Requirement: Print all entries word for word.

Task inputs:
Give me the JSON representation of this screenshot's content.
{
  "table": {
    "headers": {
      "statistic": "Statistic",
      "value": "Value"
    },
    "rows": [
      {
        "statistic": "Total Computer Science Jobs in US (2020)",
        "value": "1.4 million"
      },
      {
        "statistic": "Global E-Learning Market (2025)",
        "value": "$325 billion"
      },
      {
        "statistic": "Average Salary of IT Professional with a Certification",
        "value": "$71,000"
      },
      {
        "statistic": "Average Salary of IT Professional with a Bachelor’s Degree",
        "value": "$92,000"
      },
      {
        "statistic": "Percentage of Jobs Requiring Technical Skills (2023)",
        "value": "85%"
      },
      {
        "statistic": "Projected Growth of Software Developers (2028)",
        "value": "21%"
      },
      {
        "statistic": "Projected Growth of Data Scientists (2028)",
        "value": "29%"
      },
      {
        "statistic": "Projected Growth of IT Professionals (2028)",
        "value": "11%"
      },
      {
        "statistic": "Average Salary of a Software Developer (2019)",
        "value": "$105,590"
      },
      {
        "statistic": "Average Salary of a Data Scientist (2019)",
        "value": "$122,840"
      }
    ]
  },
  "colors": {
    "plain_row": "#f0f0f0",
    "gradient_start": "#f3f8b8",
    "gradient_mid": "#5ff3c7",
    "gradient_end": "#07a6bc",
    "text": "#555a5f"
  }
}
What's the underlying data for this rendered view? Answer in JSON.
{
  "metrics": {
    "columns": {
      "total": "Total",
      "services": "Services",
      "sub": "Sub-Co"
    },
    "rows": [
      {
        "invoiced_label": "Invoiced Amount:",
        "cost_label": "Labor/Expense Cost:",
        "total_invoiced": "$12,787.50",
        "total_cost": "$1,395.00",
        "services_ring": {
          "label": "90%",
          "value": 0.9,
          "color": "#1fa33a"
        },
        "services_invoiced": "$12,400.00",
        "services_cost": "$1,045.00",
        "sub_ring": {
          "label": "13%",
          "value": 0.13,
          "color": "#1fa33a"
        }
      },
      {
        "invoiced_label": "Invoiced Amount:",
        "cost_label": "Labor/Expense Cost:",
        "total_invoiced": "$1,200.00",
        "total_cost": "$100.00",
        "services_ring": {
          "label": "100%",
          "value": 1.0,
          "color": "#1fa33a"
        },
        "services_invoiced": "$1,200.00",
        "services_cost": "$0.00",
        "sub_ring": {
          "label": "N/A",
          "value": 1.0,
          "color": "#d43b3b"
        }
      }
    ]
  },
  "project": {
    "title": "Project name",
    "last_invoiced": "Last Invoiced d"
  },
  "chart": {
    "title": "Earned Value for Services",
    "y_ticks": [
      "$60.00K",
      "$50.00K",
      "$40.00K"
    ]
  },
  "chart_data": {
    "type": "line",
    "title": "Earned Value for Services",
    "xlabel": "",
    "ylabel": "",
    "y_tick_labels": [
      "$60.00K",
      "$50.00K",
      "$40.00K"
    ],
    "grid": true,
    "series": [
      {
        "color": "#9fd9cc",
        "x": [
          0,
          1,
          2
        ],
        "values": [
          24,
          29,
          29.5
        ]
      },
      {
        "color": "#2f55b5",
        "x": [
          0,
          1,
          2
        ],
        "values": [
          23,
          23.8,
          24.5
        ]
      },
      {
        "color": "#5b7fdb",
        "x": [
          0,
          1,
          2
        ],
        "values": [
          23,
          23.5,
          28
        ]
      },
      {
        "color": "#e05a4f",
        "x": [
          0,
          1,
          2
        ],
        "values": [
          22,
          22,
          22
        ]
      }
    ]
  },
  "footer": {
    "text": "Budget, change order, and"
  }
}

Solution for this task:
Give me the JSON representation of this screenshot's content.
{
  "table": {
    "headers": {
      "statistic": "Statistic",
      "value": "Value"
    },
    "rows": [
      {
        "statistic": "Total Computer Science Jobs in US (2020)",
        "value": "1.4 million"
      },
      {
        "statistic": "Global E-Learning Market (2025)",
        "value": "$325 billion"
      },
      {
        "statistic": "Average Salary of IT Professional with a Certification",
        "value": "$71,000"
      },
      {
        "statistic": "Average Salary of IT Professional with a Bachelor’s Degree",
        "value": "$92,000"
      },
      {
        "statistic": "Percentage of Jobs Requiring Technical Skills (2023)",
        "value": "85%"
      },
      {
        "statistic": "Projected Growth of Software Developers (2028)",
        "value": "21%"
      },
      {
        "statistic": "Projected Growth of Data Scientists (2028)",
        "value": "29%"
      },
      {
        "statistic": "Projected Growth of IT Professionals (2028)",
        "value": "11%"
      },
      {
        "statistic": "Average Salary of a Software Developer (2019)",
        "value": "$105,590"
      },
      {
        "statistic": "Average Salary of a Data Scientist (2019)",
        "value": "$122,840"
      }
    ]
  },
  "colors": {
    "plain_row": "#f0f0f0",
    "gradient_start": "#f3f8b8",
    "gradient_mid": "#5ff3c7",
    "gradient_end": "#07a6bc",
    "text": "#555a5f"
  }
}
What's the underlying data for this rendered view? Answer in JSON.
{
  "metrics": {
    "columns": {
      "total": "Total",
      "services": "Services",
      "sub": "Sub-Co"
    },
    "rows": [
      {
        "invoiced_label": "Invoiced Amount:",
        "cost_label": "Labor/Expense Cost:",
        "total_invoiced": "$12,787.50",
        "total_cost": "$1,395.00",
        "services_ring": {
          "label": "90%",
          "value": 0.9,
          "color": "#1fa33a"
        },
        "services_invoiced": "$12,400.00",
        "services_cost": "$1,045.00",
        "sub_ring": {
          "label": "13%",
          "value": 0.13,
          "color": "#1fa33a"
        }
      },
      {
        "invoiced_label": "Invoiced Amount:",
        "cost_label": "Labor/Expense Cost:",
        "total_invoiced": "$1,200.00",
        "total_cost": "$100.00",
        "services_ring": {
          "label": "100%",
          "value": 1.0,
          "color": "#1fa33a"
        },
        "services_invoiced": "$1,200.00",
        "services_cost": "$0.00",
        "sub_ring": {
          "label": "N/A",
          "value": 1.0,
          "color": "#d43b3b"
        }
      }
    ]
  },
  "project": {
    "title": "Project name",
    "last_invoiced": "Last Invoiced d"
  },
  "chart": {
    "title": "Earned Value for Services",
    "y_ticks": [
      "$60.00K",
      "$50.00K",
      "$40.00K"
    ]
  },
  "chart_data": {
    "type": "line",
    "title": "Earned Value for Services",
    "xlabel": "",
    "ylabel": "",
    "y_tick_labels": [
      "$60.00K",
      "$50.00K",
      "$40.00K"
    ],
    "grid": true,
    "series": [
      {
        "color": "#9fd9cc",
        "x": [
          0,
          1,
          2
        ],
        "values": [
          24,
          29,
          29.5
        ]
      },
      {
        "color": "#2f55b5",
        "x": [
          0,
          1,
          2
        ],
        "values": [
          23,
          23.8,
          24.5
        ]
      },
      {
        "color": "#5b7fdb",
        "x": [
          0,
          1,
          2
        ],
        "values": [
          23,
          23.5,
          28
        ]
      },
      {
        "color": "#e05a4f",
        "x": [
          0,
          1,
          2
        ],
        "values": [
          22,
          22,
          22
        ]
      }
    ]
  },
  "footer": {
    "text": "Budget, change order, and"
  }
}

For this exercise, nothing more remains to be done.